The entries that follow should come back exactly, with no pictures among them.

Segment Start: Records for this exercise

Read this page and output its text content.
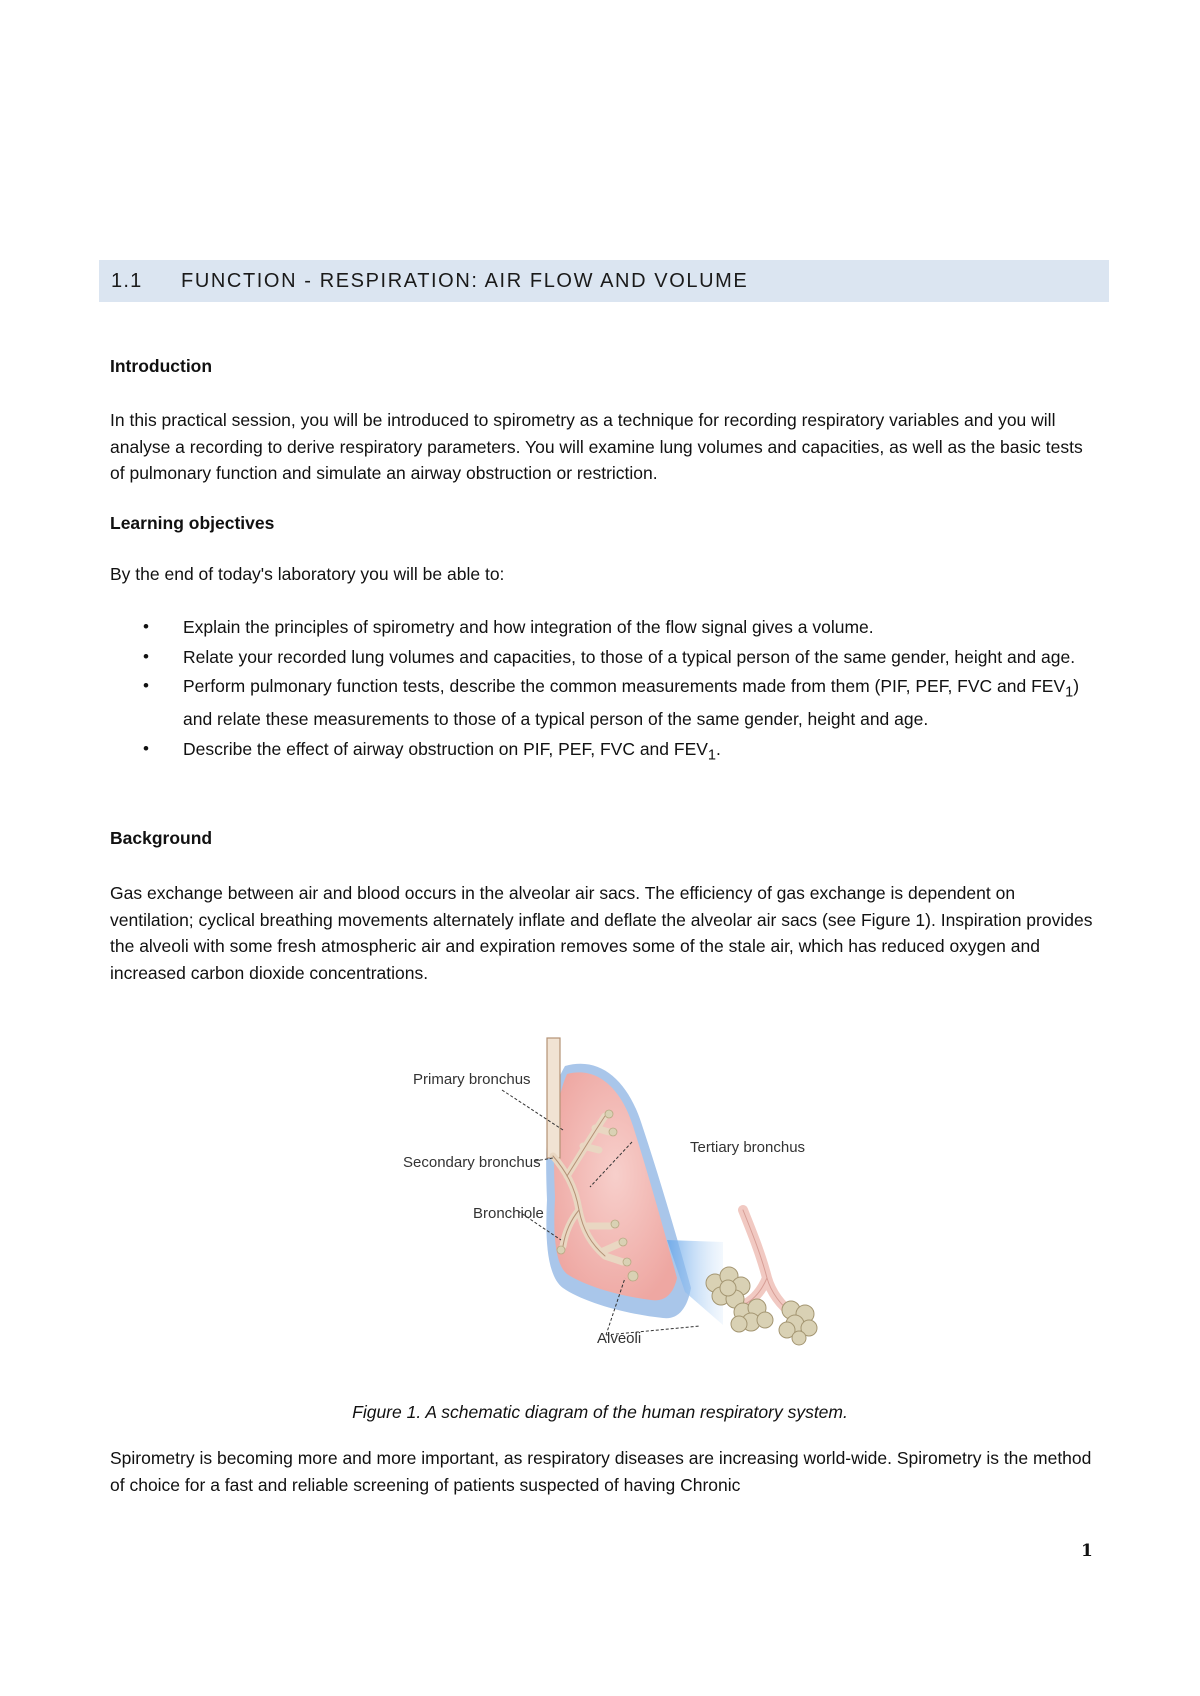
1.1	FUNCTION - RESPIRATION: AIR FLOW AND VOLUME
Introduction

In this practical session, you will be introduced to spirometry as a technique for recording respiratory variables and you will analyse a recording to derive respiratory parameters. You will examine lung volumes and capacities, as well as the basic tests of pulmonary function and simulate an airway obstruction or restriction.

Learning objectives

By the end of today's laboratory you will be able to:

• Explain the principles of spirometry and how integration of the flow signal gives a volume.
• Relate your recorded lung volumes and capacities, to those of a typical person of the same gender, height and age.
• Perform pulmonary function tests, describe the common measurements made from them (PIF, PEF, FVC and $FEV_1$) and relate these measurements to those of a typical person of the same gender, height and age.
• Describe the effect of airway obstruction on PIF, PEF, FVC and $FEV_1$.
Background

Gas exchange between air and blood occurs in the alveolar air sacs. The efficiency of gas exchange is dependent on ventilation; cyclical breathing movements alternately inflate and deflate the alveolar air sacs (see Figure 1). Inspiration provides the alveoli with some fresh atmospheric air and expiration removes some of the stale air, which has reduced oxygen and increased carbon dioxide concentrations.

Primary bronchus
Secondary bronchus
Tertiary bronchus
Bronchiole
Alveoli
Figure 1. A schematic diagram of the human respiratory system.

Spirometry is becoming more and more important, as respiratory diseases are increasing world-wide. Spirometry is the method of choice for a fast and reliable screening of patients suspected of having Chronic

1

Segment End: Records for this exercise

* Solution for this problem:
Read this page and output its text content.
1.1	FUNCTION - RESPIRATION: AIR FLOW AND VOLUME
Introduction

In this practical session, you will be introduced to spirometry as a technique for recording respiratory variables and you will analyse a recording to derive respiratory parameters. You will examine lung volumes and capacities, as well as the basic tests of pulmonary function and simulate an airway obstruction or restriction.

Learning objectives

By the end of today's laboratory you will be able to:

• Explain the principles of spirometry and how integration of the flow signal gives a volume.
• Relate your recorded lung volumes and capacities, to those of a typical person of the same gender, height and age.
• Perform pulmonary function tests, describe the common measurements made from them (PIF, PEF, FVC and $FEV_1$) and relate these measurements to those of a typical person of the same gender, height and age.
• Describe the effect of airway obstruction on PIF, PEF, FVC and $FEV_1$.
Background

Gas exchange between air and blood occurs in the alveolar air sacs. The efficiency of gas exchange is dependent on ventilation; cyclical breathing movements alternately inflate and deflate the alveolar air sacs (see Figure 1). Inspiration provides the alveoli with some fresh atmospheric air and expiration removes some of the stale air, which has reduced oxygen and increased carbon dioxide concentrations.

Primary bronchus
Secondary bronchus
Tertiary bronchus
Bronchiole
Alveoli
Figure 1. A schematic diagram of the human respiratory system.

Spirometry is becoming more and more important, as respiratory diseases are increasing world-wide. Spirometry is the method of choice for a fast and reliable screening of patients suspected of having Chronic

1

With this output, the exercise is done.